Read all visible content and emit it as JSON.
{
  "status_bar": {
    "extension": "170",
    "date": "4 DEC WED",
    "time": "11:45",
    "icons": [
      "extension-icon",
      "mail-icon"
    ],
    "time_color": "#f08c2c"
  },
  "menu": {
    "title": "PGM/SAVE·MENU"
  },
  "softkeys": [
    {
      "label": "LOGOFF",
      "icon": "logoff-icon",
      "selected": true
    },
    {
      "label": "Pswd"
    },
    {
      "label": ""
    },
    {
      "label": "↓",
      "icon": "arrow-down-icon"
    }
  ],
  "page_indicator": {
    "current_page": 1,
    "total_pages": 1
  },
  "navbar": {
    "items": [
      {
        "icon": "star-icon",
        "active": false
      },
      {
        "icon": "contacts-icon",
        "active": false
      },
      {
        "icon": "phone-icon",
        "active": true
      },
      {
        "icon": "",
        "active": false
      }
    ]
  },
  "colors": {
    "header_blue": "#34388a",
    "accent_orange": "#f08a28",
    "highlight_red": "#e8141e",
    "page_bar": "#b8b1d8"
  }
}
+++
» Stated goal
Retype the data in full and match it exactly.

» Result of this task
Read all visible content and emit it as JSON.
{
  "status_bar": {
    "extension": "170",
    "date": "4 DEC WED",
    "time": "11:45",
    "icons": [
      "extension-icon",
      "mail-icon"
    ],
    "time_color": "#f08c2c"
  },
  "menu": {
    "title": "PGM/SAVE·MENU"
  },
  "softkeys": [
    {
      "label": "LOGOFF",
      "icon": "logoff-icon",
      "selected": true
    },
    {
      "label": "Pswd"
    },
    {
      "label": ""
    },
    {
      "label": "↓",
      "icon": "arrow-down-icon"
    }
  ],
  "page_indicator": {
    "current_page": 1,
    "total_pages": 1
  },
  "navbar": {
    "items": [
      {
        "icon": "star-icon",
        "active": false
      },
      {
        "icon": "contacts-icon",
        "active": false
      },
      {
        "icon": "phone-icon",
        "active": true
      },
      {
        "icon": "",
        "active": false
      }
    ]
  },
  "colors": {
    "header_blue": "#34388a",
    "accent_orange": "#f08a28",
    "highlight_red": "#e8141e",
    "page_bar": "#b8b1d8"
  }
}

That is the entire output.